Stored data entries

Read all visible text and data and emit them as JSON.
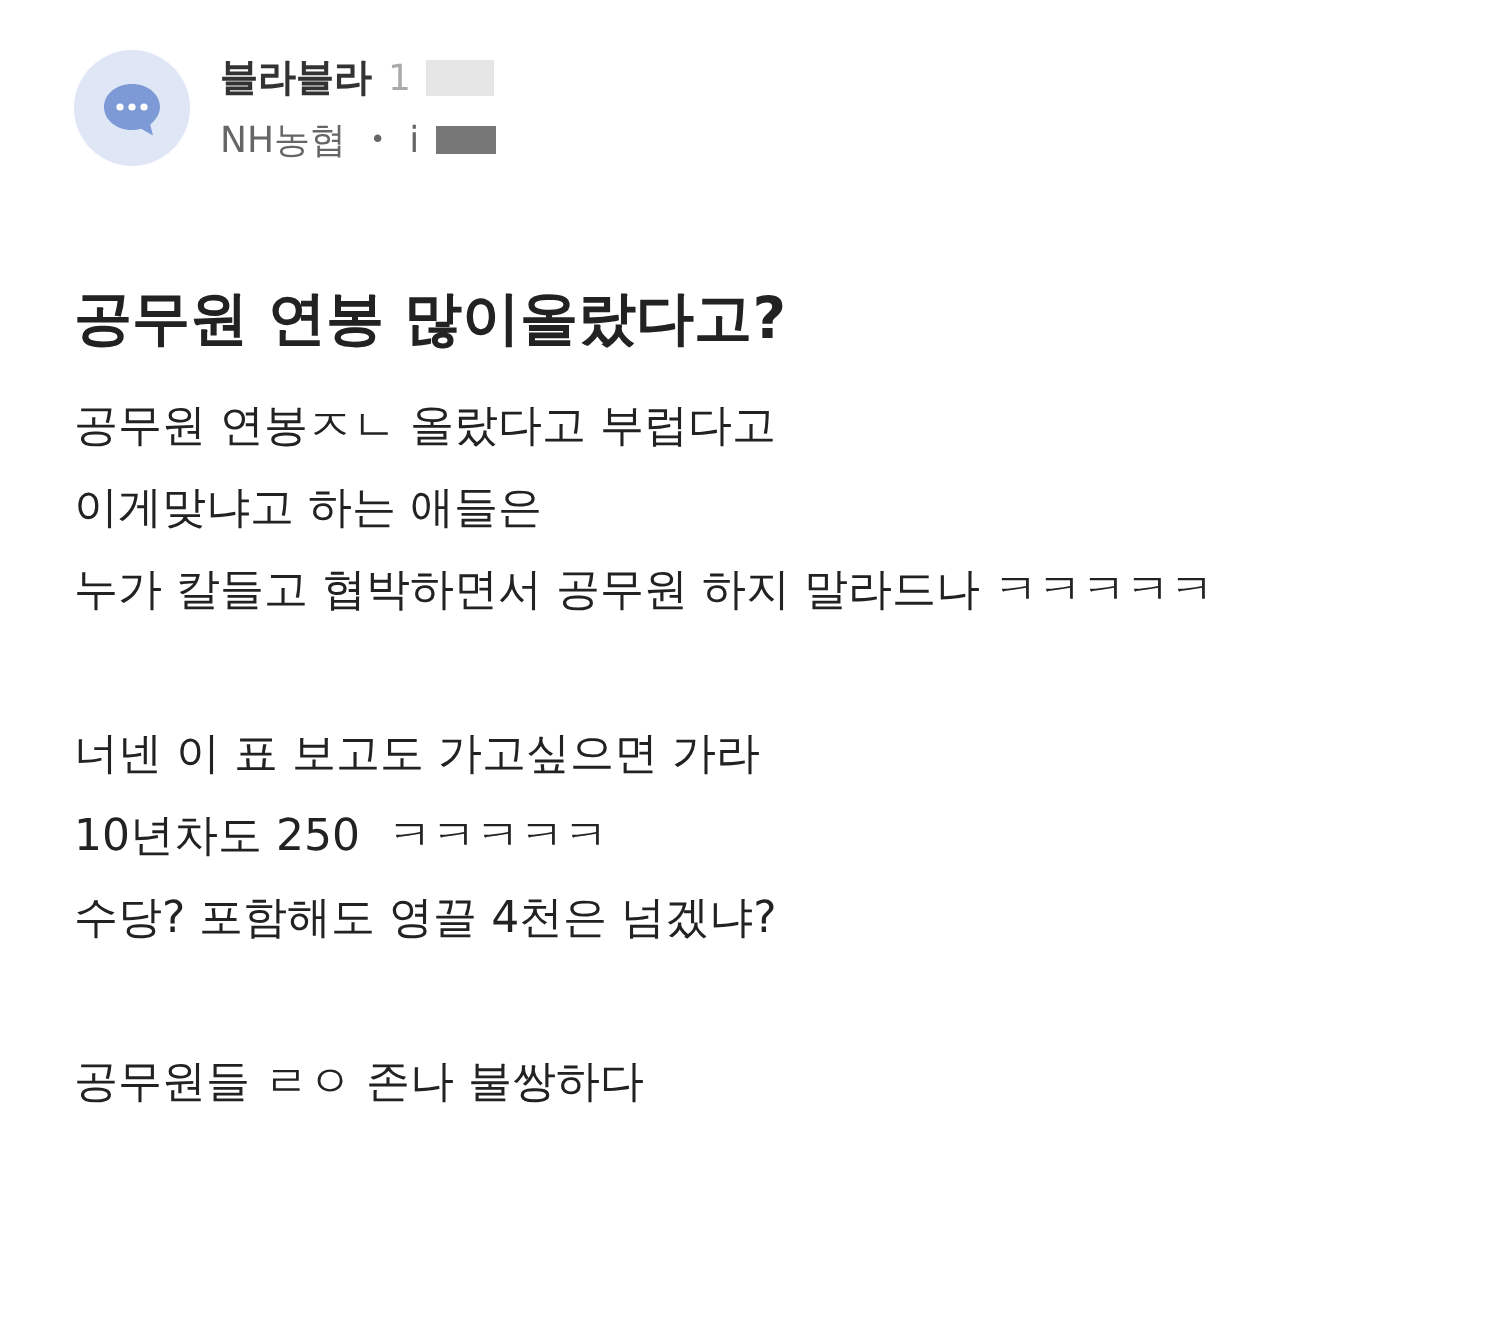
{
  "author": {
    "name": "블라블라",
    "time": "1",
    "company": "NH농협",
    "separator": "•",
    "extra": "i"
  },
  "post": {
    "title": "공무원 연봉 많이올랐다고?",
    "paragraphs": [
      [
        "공무원 연봉ㅈㄴ 올랐다고 부럽다고",
        "이게맞냐고 하는 애들은",
        "누가 칼들고 협박하면서 공무원 하지 말라드나 ㅋㅋㅋㅋㅋ"
      ],
      [
        "너넨 이 표 보고도 가고싶으면 가라",
        "10년차도 250  ㅋㅋㅋㅋㅋ",
        "수당? 포함해도 영끌 4천은 넘겠냐?"
      ],
      [
        "공무원들 ㄹㅇ 존나 불쌍하다"
      ]
    ]
  }
}
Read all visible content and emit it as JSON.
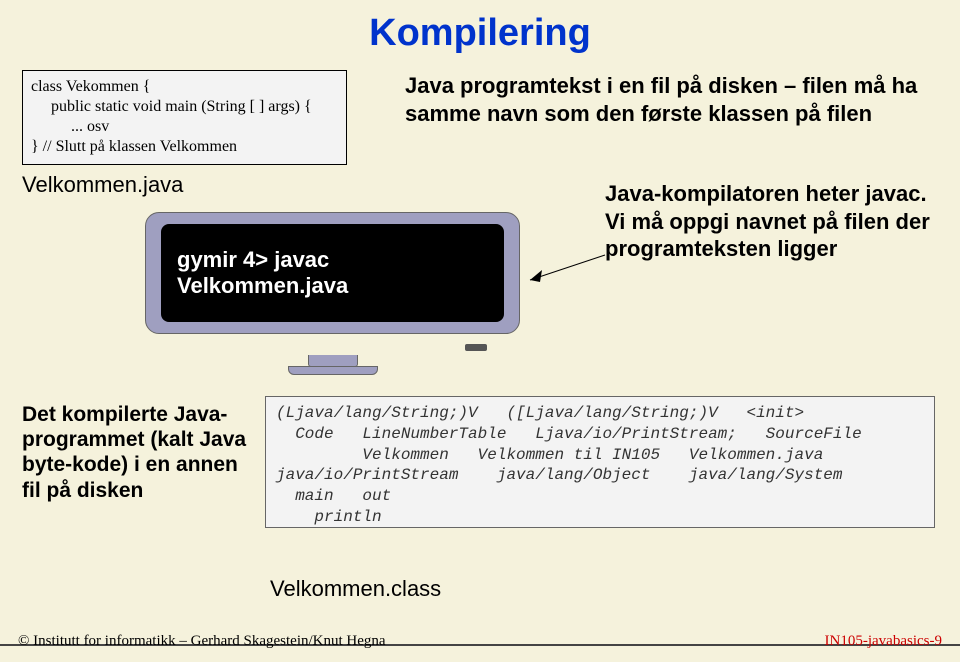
{
  "title": "Kompilering",
  "codebox": {
    "line1": "class Vekommen {",
    "line2": "public static void main (String [ ] args) {",
    "line3": "... osv",
    "line4": "} // Slutt på klassen Velkommen"
  },
  "filename_source": "Velkommen.java",
  "right_text_1": "Java programtekst i en fil på disken – filen må ha samme navn som den første klassen på filen",
  "terminal_cmd": "gymir 4> javac Velkommen.java",
  "right_text_2": "Java-kompilatoren heter javac.\nVi må oppgi navnet på filen der programteksten ligger",
  "left_lower_text": "Det kompilerte Java-programmet (kalt Java byte-kode) i en annen fil på disken",
  "bytecode": "(Ljava/lang/String;)V   ([Ljava/lang/String;)V   <init>\n  Code   LineNumberTable   Ljava/io/PrintStream;   SourceFile\n         Velkommen   Velkommen til IN105   Velkommen.java\njava/io/PrintStream    java/lang/Object    java/lang/System\n  main   out\n    println",
  "filename_output": "Velkommen.class",
  "footer_left": "© Institutt for informatikk – Gerhard Skagestein/Knut Hegna",
  "footer_right": "IN105-javabasics-9"
}
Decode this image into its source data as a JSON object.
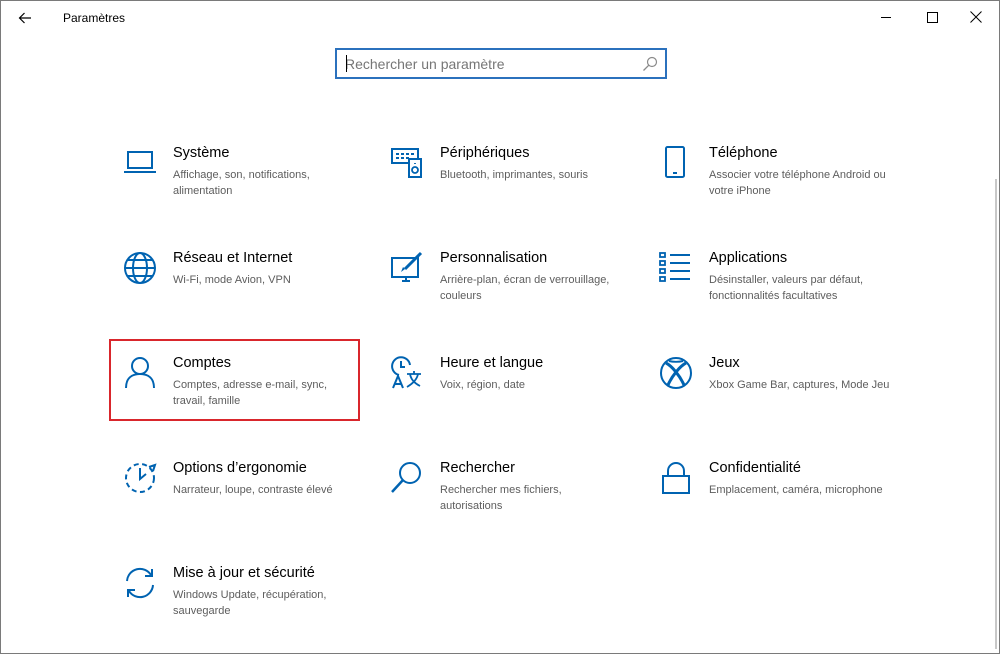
{
  "window": {
    "title": "Paramètres",
    "back_icon": "arrow-left-icon",
    "minimize_icon": "minimize-icon",
    "maximize_icon": "maximize-icon",
    "close_icon": "close-icon"
  },
  "search": {
    "placeholder": "Rechercher un paramètre",
    "value": "",
    "icon": "search-icon",
    "border_color": "#2b71bd"
  },
  "accent_color": "#0063b1",
  "highlight_color": "#d9262c",
  "tiles": [
    {
      "name": "Système",
      "description": "Affichage, son, notifications, alimentation",
      "icon": "laptop-icon"
    },
    {
      "name": "Périphériques",
      "description": "Bluetooth, imprimantes, souris",
      "icon": "devices-icon"
    },
    {
      "name": "Téléphone",
      "description": "Associer votre téléphone Android ou votre iPhone",
      "icon": "phone-icon"
    },
    {
      "name": "Réseau et Internet",
      "description": "Wi-Fi, mode Avion, VPN",
      "icon": "globe-icon"
    },
    {
      "name": "Personnalisation",
      "description": "Arrière-plan, écran de verrouillage, couleurs",
      "icon": "paint-brush-icon"
    },
    {
      "name": "Applications",
      "description": "Désinstaller, valeurs par défaut, fonctionnalités facultatives",
      "icon": "apps-list-icon"
    },
    {
      "name": "Comptes",
      "description": "Comptes, adresse e-mail, sync, travail, famille",
      "icon": "person-icon",
      "highlighted": true
    },
    {
      "name": "Heure et langue",
      "description": "Voix, région, date",
      "icon": "time-language-icon"
    },
    {
      "name": "Jeux",
      "description": "Xbox Game Bar, captures, Mode Jeu",
      "icon": "xbox-icon"
    },
    {
      "name": "Options d’ergonomie",
      "description": "Narrateur, loupe, contraste élevé",
      "icon": "ease-of-access-icon"
    },
    {
      "name": "Rechercher",
      "description": "Rechercher mes fichiers, autorisations",
      "icon": "magnifier-icon"
    },
    {
      "name": "Confidentialité",
      "description": "Emplacement, caméra, microphone",
      "icon": "lock-icon"
    },
    {
      "name": "Mise à jour et sécurité",
      "description": "Windows Update, récupération, sauvegarde",
      "icon": "update-sync-icon"
    }
  ]
}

_Exercise aim_:
From the data above, copy out every line with the string "Comptes" in it.

_Reply_:
      "name": "Comptes",
      "description": "Comptes, adresse e-mail, sync, travail, famille",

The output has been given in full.